**DA SVOLGERE:**
Rispondi a queste domande sull'estratto dedicato a un possibile attentato contro Biden:
1. Quale arciduca asburgico fu ucciso da Gavrilo Prinzip?
2. Chi viene incolpato da Robert Kennedy jr. per le morti di suo padre e di suo zio?
3. Quale giornale, secondo l'estratto, fu fondato da Alexander Hamilton?

**ESTRATTO DELLA PAGINA:**
------------------------------
Un attentato contro Biden, di cui sarebbe immediatamente accusata la Russia, agirebbe da detonatore del conflitto finale contro Putin.

 

Lo scontro finale contro le ultime resistenze al Nuovo Ordine dei Secoli, un’ambizione che val bene una guerra mondiale combattute con armi atomiche.

Un attentato contro Biden, di cui sarebbe immediatamente accusata la Russia, agirebbe da detonatore del conflitto finale contro Putin

 

Pensate alla Grande Guerra: lo studente serbo Gavrilo Prinzip (con probabilità controllato da servizi stranieri) uccise un arciduca asburgico, Francesco Ferdinando. Qui ucciderebbero un presidente di una superpotenza. Non è nemmeno immaginabile il livello di ritorsione possibile.

 

Gli americani, come noto, hanno una lunga storia di presidenti assassinati, da Lincoln a Kennedy passando per i dimenticati James Garfield e William McKinley – molti di più, in effetti sono i tentati presidenticidi: Teodoro Roosvelt, Ronald Reagan, Andrew Jackson, William H. Taft, Franklin Delano Roosevelt, Harry Truman…

 

Vedere un presidente assassinato è così comune nella storia americana che hanno posto leggi draconiane che proibiscono perfino di scherzarci sopra: sul serio, nella terra della libertà d’espressione assoluta, i comici non possono fare battute sugli attentati contro l’inquilino della Casa Bianca.

 

Di solito, il presidenticidio viene perpetrato da mani americane.

 

Nonostante l’ovvia pista moscovita, nessuno oggi crede che John Kennedy sia stato ucciso da Mosca.  E nemmeno la famiglia ha mai preso sul serio l’idea, neanche a cadavere caldo: anzi, tramite un amico pittore che agì da messaggero, Jaqueline Kennedy e Robert Kennedy fecero arrivare a Kruscev una lettera in cui dicevano di sapere che dietro il tragico omicidio c’erano realtà americane. Dopo che morì anche Bob Kennedy – un presidenticidio-aborto, visto che aveva ottime possibilità di essere eletto alla Casa Bianca – il disegno per alcuni divenne ancora più chiaro. Suo figlio, Robert Kennedy jr., incolpa delle morti di suo padre e di suo zio la stessa CIA

 

Anche stavolta la volontà assassina, ancorché magari agita da mano materialmente straniera, potrebbe venire da dentro.

 

La prova potrebbe essere uno strano articolo del New York Times di questa settimana, che dichiarava qualcosa di incredibile: il famoso «laptop dall’inferno», il personal computer del figlio di Biden Hunter, è vero. Esiste. I suoi contenuti, ci fa sapere il più grande quotidiano del pianeta, sono veri.

 

Fermi un attimo: ci avevano spiegato, all’altezza delle elezioni presidenziali 2020, che era una balla, una bufala oscena inventata da Donald Trump con il suo amico Rudy Giuliani: Biden lo ripetè anche in uno dei confronti diretti con Trump. Si trattava di Russian Disinformation. Twitter censurò l’articolo del New York Post (la testata più antica degli USA, fondata da Alexander Hamilton), poi rimosse per giorni l’account stesso del giornale.
------------------------------
Voci di dati archiviate

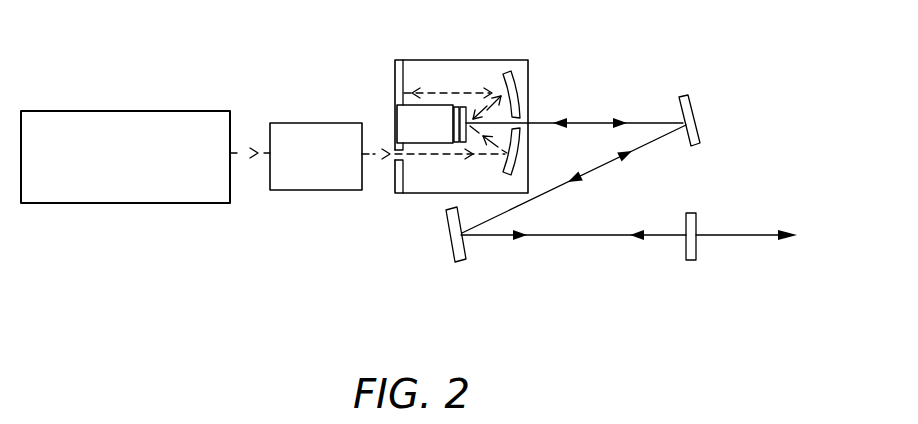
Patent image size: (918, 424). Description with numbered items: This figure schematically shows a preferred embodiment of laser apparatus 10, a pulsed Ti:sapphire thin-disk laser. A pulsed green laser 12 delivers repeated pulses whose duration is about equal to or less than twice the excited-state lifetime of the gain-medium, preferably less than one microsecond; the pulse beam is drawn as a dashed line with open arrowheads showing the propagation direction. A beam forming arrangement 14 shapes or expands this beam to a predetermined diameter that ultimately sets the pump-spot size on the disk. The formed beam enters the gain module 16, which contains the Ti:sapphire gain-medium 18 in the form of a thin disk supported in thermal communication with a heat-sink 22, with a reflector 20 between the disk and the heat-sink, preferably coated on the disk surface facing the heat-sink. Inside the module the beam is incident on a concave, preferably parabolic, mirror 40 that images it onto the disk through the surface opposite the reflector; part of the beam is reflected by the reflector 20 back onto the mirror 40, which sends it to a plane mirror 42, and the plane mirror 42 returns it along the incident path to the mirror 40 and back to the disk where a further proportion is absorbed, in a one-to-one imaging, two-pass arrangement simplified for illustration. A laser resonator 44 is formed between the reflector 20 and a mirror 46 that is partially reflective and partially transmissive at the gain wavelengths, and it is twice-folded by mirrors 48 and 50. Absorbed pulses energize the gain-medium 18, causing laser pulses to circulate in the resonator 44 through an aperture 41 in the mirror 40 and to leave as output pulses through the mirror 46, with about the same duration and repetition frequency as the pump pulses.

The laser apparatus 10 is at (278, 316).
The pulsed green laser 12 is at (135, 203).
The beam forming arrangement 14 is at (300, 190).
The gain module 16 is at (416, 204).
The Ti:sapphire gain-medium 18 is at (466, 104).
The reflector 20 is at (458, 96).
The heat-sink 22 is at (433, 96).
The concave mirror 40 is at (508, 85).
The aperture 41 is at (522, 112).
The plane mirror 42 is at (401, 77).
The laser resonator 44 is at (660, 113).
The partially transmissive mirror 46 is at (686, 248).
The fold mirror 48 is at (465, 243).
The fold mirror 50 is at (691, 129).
------------------------------
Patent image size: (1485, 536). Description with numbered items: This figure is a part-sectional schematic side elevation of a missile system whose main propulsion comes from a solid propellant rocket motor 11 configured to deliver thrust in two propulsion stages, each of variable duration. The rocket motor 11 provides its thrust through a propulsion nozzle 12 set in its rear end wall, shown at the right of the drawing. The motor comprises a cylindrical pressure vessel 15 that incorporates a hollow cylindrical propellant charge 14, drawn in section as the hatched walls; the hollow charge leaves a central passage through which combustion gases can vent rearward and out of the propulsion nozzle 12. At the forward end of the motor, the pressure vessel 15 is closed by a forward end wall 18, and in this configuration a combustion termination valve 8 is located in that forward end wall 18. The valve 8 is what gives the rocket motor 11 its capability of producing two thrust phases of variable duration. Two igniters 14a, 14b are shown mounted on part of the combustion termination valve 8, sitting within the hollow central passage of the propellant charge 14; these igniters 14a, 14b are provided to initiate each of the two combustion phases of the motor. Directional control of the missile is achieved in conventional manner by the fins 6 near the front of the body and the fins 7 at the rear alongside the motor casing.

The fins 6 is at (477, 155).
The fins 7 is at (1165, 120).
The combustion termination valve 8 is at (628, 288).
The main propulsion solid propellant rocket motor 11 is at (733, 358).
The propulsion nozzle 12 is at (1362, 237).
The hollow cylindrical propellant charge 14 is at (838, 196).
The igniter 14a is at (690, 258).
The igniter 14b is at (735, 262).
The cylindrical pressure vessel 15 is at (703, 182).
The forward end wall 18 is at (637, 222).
------------------------------
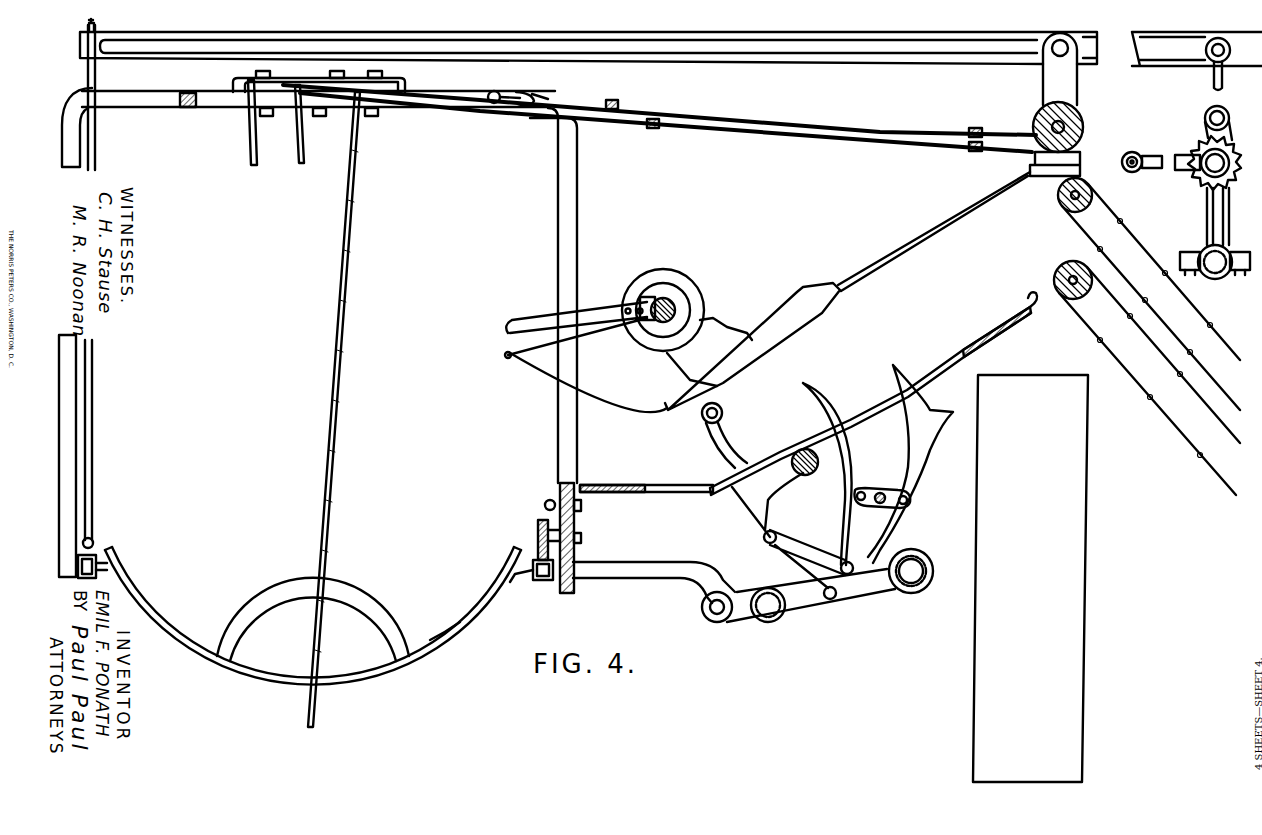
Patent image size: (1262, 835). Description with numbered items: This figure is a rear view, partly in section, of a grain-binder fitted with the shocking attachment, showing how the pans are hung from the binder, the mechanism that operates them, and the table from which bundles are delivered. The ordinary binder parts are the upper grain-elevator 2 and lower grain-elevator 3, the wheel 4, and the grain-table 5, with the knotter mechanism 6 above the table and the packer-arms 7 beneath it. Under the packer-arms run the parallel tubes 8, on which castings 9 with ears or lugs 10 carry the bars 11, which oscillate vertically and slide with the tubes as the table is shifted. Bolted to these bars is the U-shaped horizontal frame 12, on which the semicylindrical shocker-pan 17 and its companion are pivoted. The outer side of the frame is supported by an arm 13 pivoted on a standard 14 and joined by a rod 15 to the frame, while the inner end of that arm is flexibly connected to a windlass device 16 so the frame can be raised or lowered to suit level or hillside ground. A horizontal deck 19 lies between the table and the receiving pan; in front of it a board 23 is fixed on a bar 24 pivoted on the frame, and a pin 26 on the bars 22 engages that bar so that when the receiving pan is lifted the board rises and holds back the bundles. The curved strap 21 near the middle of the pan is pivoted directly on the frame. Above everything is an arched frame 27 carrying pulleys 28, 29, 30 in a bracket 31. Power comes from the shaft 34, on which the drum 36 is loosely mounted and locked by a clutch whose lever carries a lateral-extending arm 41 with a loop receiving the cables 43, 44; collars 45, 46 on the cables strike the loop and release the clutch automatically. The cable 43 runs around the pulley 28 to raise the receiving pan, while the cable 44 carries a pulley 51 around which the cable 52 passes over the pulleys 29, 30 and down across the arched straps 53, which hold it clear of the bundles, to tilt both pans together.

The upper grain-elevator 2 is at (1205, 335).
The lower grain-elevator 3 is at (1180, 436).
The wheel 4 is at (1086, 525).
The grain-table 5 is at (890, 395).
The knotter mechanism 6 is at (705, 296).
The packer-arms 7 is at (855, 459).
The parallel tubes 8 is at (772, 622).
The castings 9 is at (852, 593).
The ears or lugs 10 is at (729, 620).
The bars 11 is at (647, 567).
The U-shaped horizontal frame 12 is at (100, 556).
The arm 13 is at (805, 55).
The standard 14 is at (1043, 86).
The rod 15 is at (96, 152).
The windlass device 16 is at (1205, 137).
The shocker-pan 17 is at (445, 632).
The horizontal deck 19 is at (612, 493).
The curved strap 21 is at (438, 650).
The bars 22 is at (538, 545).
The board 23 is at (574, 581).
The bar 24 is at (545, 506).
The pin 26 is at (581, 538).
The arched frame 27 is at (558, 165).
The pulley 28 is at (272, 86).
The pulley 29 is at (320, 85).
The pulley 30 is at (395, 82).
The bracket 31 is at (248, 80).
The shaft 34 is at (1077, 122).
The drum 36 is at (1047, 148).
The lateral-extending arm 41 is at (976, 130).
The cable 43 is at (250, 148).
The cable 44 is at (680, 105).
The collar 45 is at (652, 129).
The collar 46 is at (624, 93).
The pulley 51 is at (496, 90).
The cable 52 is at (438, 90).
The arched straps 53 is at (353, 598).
------------------------------
**RISULTATO DELL'ESERCIZIO:**
1. Francesco Ferdinando.
2. La CIA.
3. Il New York Post.